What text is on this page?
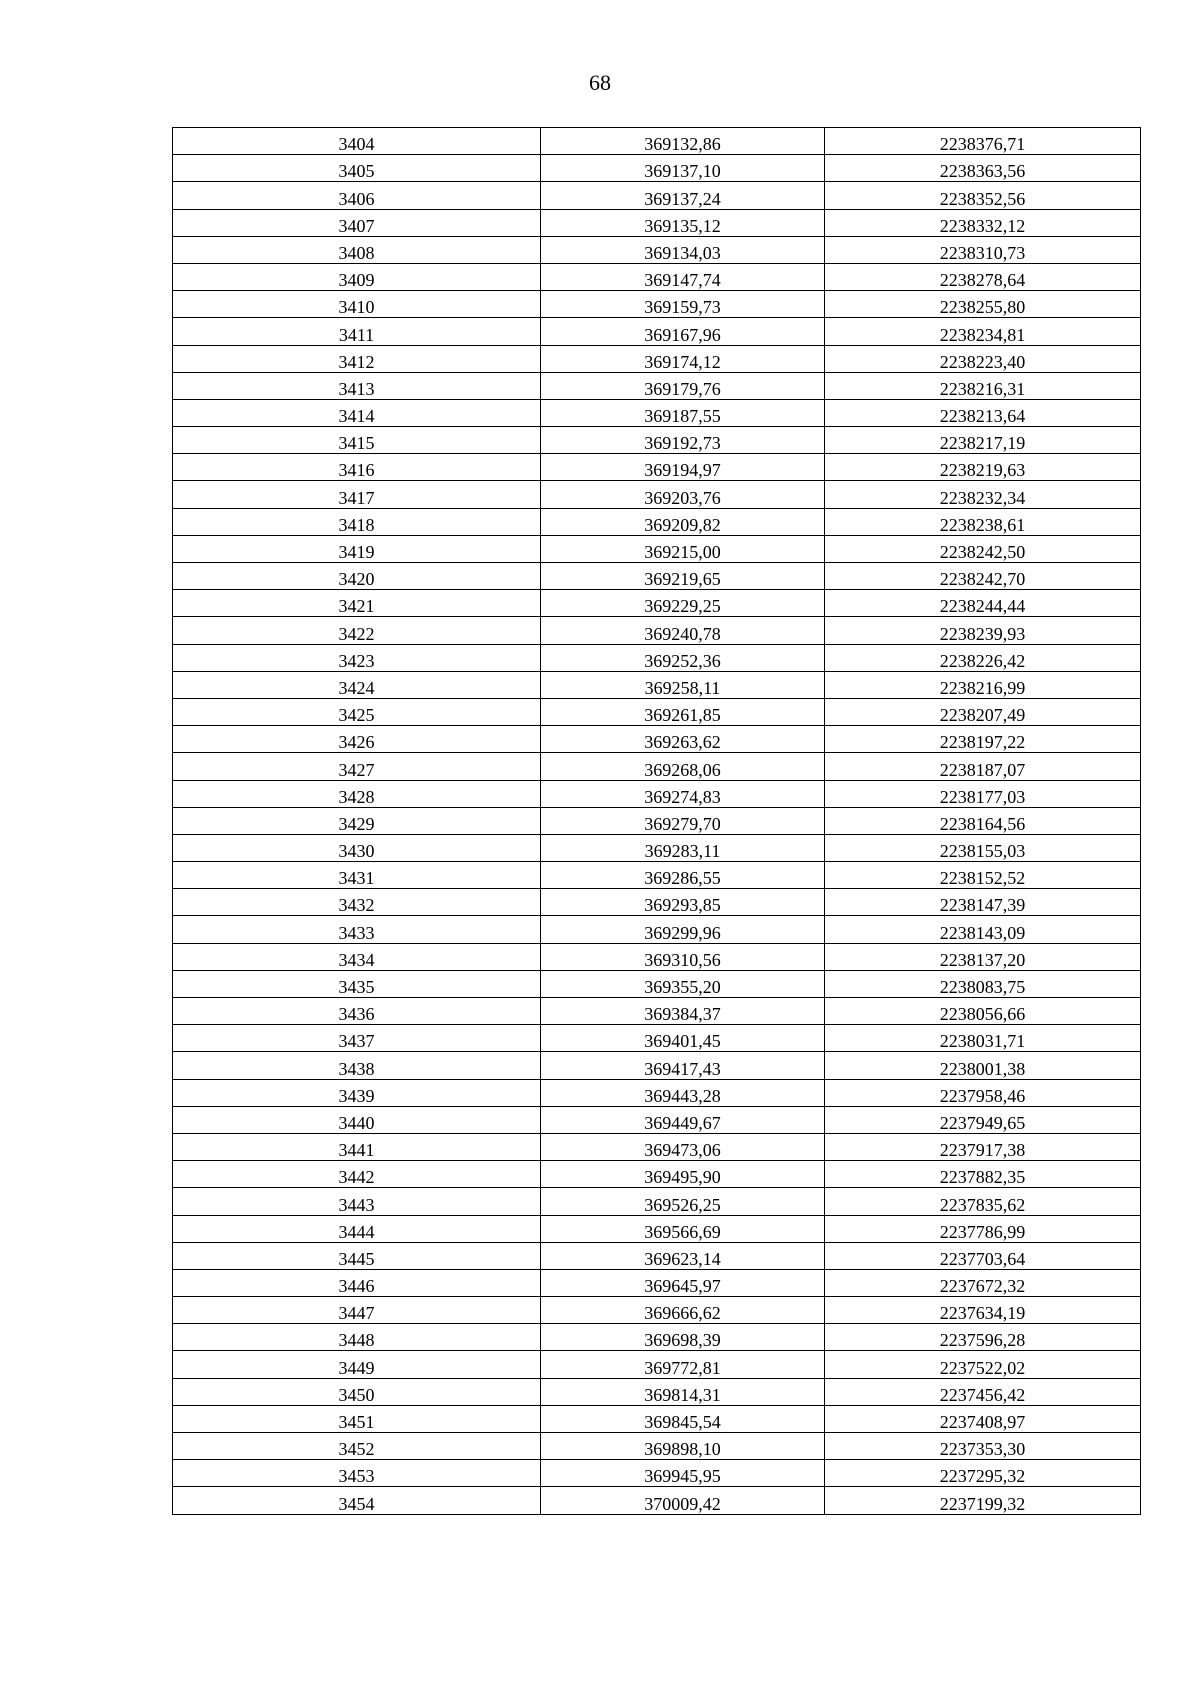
68
3404	369132,86	2238376,71
3405	369137,10	2238363,56
3406	369137,24	2238352,56
3407	369135,12	2238332,12
3408	369134,03	2238310,73
3409	369147,74	2238278,64
3410	369159,73	2238255,80
3411	369167,96	2238234,81
3412	369174,12	2238223,40
3413	369179,76	2238216,31
3414	369187,55	2238213,64
3415	369192,73	2238217,19
3416	369194,97	2238219,63
3417	369203,76	2238232,34
3418	369209,82	2238238,61
3419	369215,00	2238242,50
3420	369219,65	2238242,70
3421	369229,25	2238244,44
3422	369240,78	2238239,93
3423	369252,36	2238226,42
3424	369258,11	2238216,99
3425	369261,85	2238207,49
3426	369263,62	2238197,22
3427	369268,06	2238187,07
3428	369274,83	2238177,03
3429	369279,70	2238164,56
3430	369283,11	2238155,03
3431	369286,55	2238152,52
3432	369293,85	2238147,39
3433	369299,96	2238143,09
3434	369310,56	2238137,20
3435	369355,20	2238083,75
3436	369384,37	2238056,66
3437	369401,45	2238031,71
3438	369417,43	2238001,38
3439	369443,28	2237958,46
3440	369449,67	2237949,65
3441	369473,06	2237917,38
3442	369495,90	2237882,35
3443	369526,25	2237835,62
3444	369566,69	2237786,99
3445	369623,14	2237703,64
3446	369645,97	2237672,32
3447	369666,62	2237634,19
3448	369698,39	2237596,28
3449	369772,81	2237522,02
3450	369814,31	2237456,42
3451	369845,54	2237408,97
3452	369898,10	2237353,30
3453	369945,95	2237295,32
3454	370009,42	2237199,32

########################################

- **Problem details**: Every record must be copied exactly, with the pictures left out.

- **Task result**:
What text is on this page?
68
3404	369132,86	2238376,71
3405	369137,10	2238363,56
3406	369137,24	2238352,56
3407	369135,12	2238332,12
3408	369134,03	2238310,73
3409	369147,74	2238278,64
3410	369159,73	2238255,80
3411	369167,96	2238234,81
3412	369174,12	2238223,40
3413	369179,76	2238216,31
3414	369187,55	2238213,64
3415	369192,73	2238217,19
3416	369194,97	2238219,63
3417	369203,76	2238232,34
3418	369209,82	2238238,61
3419	369215,00	2238242,50
3420	369219,65	2238242,70
3421	369229,25	2238244,44
3422	369240,78	2238239,93
3423	369252,36	2238226,42
3424	369258,11	2238216,99
3425	369261,85	2238207,49
3426	369263,62	2238197,22
3427	369268,06	2238187,07
3428	369274,83	2238177,03
3429	369279,70	2238164,56
3430	369283,11	2238155,03
3431	369286,55	2238152,52
3432	369293,85	2238147,39
3433	369299,96	2238143,09
3434	369310,56	2238137,20
3435	369355,20	2238083,75
3436	369384,37	2238056,66
3437	369401,45	2238031,71
3438	369417,43	2238001,38
3439	369443,28	2237958,46
3440	369449,67	2237949,65
3441	369473,06	2237917,38
3442	369495,90	2237882,35
3443	369526,25	2237835,62
3444	369566,69	2237786,99
3445	369623,14	2237703,64
3446	369645,97	2237672,32
3447	369666,62	2237634,19
3448	369698,39	2237596,28
3449	369772,81	2237522,02
3450	369814,31	2237456,42
3451	369845,54	2237408,97
3452	369898,10	2237353,30
3453	369945,95	2237295,32
3454	370009,42	2237199,32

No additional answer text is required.